-- START --
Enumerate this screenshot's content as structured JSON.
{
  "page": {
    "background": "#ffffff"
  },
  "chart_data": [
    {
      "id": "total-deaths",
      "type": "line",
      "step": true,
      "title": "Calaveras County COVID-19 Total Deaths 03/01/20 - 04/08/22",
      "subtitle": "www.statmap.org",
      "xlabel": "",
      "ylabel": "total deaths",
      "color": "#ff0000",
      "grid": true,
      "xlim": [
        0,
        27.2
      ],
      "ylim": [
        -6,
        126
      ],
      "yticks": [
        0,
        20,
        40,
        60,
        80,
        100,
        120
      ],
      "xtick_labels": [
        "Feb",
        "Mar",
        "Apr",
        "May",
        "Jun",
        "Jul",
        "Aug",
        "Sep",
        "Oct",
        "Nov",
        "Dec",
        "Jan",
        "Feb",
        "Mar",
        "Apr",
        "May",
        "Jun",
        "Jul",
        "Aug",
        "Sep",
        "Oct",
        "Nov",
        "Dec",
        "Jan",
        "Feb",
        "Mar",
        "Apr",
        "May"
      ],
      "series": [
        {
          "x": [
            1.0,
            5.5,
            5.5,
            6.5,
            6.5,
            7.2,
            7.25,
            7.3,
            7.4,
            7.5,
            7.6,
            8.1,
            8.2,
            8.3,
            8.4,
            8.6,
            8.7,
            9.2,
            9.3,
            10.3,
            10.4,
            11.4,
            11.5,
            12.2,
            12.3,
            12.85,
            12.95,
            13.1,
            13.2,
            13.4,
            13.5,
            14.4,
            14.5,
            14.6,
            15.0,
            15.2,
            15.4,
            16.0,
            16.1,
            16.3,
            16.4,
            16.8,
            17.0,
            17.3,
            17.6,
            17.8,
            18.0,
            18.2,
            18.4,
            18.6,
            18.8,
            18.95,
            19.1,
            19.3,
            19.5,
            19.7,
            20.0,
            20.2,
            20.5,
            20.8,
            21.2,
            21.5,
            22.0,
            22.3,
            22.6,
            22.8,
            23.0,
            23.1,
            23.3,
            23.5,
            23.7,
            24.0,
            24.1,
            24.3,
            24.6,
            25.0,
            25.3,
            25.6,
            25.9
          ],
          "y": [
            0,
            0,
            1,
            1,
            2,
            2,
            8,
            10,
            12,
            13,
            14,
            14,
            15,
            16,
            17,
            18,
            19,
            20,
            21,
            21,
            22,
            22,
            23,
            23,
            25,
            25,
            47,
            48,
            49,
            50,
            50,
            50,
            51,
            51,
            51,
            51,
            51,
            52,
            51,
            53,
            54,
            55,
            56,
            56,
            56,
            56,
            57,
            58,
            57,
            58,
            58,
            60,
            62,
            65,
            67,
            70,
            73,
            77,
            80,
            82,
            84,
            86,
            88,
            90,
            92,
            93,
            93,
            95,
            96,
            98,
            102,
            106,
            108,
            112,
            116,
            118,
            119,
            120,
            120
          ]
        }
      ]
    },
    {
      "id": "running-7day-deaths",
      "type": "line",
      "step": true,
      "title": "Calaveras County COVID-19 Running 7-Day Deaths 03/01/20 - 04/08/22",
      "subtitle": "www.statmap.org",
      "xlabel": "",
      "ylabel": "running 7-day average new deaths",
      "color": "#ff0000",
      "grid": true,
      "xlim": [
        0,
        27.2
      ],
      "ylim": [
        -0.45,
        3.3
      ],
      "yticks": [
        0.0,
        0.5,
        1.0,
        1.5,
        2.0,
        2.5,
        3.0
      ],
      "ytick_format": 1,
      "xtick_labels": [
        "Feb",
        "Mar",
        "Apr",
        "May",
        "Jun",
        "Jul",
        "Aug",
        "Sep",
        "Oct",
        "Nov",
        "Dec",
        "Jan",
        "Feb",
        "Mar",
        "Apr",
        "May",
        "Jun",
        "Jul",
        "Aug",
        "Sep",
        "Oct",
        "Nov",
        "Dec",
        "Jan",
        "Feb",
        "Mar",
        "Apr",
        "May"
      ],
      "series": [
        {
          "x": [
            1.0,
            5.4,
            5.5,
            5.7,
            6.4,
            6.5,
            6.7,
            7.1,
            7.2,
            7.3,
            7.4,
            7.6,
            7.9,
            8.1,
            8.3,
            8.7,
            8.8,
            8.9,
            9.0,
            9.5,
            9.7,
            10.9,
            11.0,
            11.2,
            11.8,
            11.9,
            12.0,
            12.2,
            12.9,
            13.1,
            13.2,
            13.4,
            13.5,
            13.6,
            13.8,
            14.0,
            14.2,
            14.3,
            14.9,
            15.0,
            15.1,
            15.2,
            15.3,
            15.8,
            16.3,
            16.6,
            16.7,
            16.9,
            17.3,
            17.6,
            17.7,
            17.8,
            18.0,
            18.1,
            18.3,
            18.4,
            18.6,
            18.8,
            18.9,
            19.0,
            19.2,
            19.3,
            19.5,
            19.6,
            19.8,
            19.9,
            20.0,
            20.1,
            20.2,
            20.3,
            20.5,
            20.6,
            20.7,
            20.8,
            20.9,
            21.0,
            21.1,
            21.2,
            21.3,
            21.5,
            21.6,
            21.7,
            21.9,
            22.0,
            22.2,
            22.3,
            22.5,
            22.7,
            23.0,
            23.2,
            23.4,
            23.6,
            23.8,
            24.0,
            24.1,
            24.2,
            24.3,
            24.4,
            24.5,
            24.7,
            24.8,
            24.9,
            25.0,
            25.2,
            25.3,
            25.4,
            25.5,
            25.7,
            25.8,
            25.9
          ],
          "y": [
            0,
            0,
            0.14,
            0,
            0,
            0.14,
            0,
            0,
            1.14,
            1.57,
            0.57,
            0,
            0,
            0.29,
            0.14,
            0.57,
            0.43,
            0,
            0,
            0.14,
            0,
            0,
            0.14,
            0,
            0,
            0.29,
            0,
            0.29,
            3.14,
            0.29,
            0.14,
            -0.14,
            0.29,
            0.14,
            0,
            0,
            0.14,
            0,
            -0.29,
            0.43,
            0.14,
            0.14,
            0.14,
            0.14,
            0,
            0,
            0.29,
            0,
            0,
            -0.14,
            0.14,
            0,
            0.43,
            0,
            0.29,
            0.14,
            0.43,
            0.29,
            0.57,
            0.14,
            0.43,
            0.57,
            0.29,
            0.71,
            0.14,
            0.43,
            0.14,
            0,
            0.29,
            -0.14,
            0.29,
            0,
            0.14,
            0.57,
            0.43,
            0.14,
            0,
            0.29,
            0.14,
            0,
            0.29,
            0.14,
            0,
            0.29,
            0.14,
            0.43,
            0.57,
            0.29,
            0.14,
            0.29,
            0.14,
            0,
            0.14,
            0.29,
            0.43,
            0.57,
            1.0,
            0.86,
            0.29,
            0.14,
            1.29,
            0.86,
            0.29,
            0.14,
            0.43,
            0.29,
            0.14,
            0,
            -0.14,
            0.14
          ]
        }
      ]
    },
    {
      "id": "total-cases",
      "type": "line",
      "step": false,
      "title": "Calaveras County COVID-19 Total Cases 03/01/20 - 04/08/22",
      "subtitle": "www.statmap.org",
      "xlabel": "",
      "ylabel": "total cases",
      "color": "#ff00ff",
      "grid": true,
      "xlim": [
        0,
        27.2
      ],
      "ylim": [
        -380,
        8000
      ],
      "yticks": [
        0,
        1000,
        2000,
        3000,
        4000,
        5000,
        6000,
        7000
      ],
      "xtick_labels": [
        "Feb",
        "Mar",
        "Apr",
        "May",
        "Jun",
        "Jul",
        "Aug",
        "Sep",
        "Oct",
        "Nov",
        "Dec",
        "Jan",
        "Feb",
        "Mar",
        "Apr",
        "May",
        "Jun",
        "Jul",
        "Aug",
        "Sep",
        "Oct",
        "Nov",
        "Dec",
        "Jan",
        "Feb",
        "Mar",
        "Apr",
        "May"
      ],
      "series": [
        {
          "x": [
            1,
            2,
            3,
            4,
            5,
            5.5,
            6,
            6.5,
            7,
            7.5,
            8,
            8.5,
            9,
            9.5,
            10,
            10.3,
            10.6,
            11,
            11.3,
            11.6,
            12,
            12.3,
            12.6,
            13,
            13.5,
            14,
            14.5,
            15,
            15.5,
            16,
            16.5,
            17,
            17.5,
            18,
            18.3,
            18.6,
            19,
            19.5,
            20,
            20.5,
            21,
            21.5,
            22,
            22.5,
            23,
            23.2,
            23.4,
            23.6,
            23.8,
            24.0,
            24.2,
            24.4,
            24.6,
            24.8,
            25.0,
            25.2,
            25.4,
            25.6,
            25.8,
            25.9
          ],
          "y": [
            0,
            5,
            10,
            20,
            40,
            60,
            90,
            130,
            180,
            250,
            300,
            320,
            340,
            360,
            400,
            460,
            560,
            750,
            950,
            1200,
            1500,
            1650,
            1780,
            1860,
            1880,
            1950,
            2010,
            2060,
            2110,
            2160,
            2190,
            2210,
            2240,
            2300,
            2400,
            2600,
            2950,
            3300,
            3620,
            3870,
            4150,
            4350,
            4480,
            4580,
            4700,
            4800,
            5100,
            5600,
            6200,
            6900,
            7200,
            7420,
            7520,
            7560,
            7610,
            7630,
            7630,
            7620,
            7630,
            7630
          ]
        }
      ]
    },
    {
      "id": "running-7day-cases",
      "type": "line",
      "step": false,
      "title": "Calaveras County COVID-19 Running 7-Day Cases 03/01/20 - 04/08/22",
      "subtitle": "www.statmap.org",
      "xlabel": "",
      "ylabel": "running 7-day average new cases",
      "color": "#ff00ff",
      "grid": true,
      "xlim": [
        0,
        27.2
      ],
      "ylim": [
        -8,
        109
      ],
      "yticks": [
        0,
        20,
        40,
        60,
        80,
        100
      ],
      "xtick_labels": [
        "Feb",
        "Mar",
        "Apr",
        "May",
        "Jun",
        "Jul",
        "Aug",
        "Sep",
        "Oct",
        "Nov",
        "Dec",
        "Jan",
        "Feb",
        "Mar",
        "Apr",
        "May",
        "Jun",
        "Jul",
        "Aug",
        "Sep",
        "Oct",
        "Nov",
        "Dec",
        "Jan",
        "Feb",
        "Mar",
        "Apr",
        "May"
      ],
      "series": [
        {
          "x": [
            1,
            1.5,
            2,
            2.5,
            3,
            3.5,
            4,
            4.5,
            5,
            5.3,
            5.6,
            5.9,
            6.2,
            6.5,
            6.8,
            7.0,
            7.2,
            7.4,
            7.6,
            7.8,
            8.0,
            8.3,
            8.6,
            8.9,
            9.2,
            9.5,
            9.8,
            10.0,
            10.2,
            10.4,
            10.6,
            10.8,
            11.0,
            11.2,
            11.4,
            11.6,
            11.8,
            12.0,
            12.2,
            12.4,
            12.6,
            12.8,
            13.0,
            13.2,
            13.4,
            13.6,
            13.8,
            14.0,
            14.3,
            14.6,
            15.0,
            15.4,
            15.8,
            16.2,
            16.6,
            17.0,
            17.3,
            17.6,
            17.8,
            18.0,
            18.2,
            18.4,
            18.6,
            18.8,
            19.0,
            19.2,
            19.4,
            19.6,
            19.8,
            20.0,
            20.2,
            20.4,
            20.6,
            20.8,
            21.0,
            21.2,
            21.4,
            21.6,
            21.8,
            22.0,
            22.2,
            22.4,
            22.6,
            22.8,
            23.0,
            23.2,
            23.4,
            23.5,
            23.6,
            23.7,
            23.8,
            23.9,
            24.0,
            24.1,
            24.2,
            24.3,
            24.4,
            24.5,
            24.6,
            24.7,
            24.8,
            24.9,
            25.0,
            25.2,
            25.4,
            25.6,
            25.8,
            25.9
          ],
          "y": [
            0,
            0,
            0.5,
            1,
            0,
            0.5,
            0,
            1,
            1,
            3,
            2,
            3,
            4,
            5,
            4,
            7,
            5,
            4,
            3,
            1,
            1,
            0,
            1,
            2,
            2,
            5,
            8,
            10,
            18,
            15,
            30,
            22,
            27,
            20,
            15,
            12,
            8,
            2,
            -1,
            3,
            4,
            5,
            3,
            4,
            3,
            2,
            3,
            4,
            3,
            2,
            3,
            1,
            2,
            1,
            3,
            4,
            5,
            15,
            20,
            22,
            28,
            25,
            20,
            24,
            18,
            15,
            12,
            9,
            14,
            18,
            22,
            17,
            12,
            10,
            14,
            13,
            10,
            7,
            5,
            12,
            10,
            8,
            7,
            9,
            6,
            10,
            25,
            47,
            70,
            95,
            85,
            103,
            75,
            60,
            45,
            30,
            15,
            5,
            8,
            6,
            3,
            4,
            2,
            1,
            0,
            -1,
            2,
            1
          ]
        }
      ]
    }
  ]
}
-- END --
- [PROBLEM] Identify each line of the material where the word "Calaveras" shows up, and copy it.

- [FULL OUTPUT]
      "title": "Calaveras County COVID-19 Total Deaths 03/01/20 - 04/08/22",
      "title": "Calaveras County COVID-19 Running 7-Day Deaths 03/01/20 - 04/08/22",
      "title": "Calaveras County COVID-19 Total Cases 03/01/20 - 04/08/22",
      "title": "Calaveras County COVID-19 Running 7-Day Cases 03/01/20 - 04/08/22",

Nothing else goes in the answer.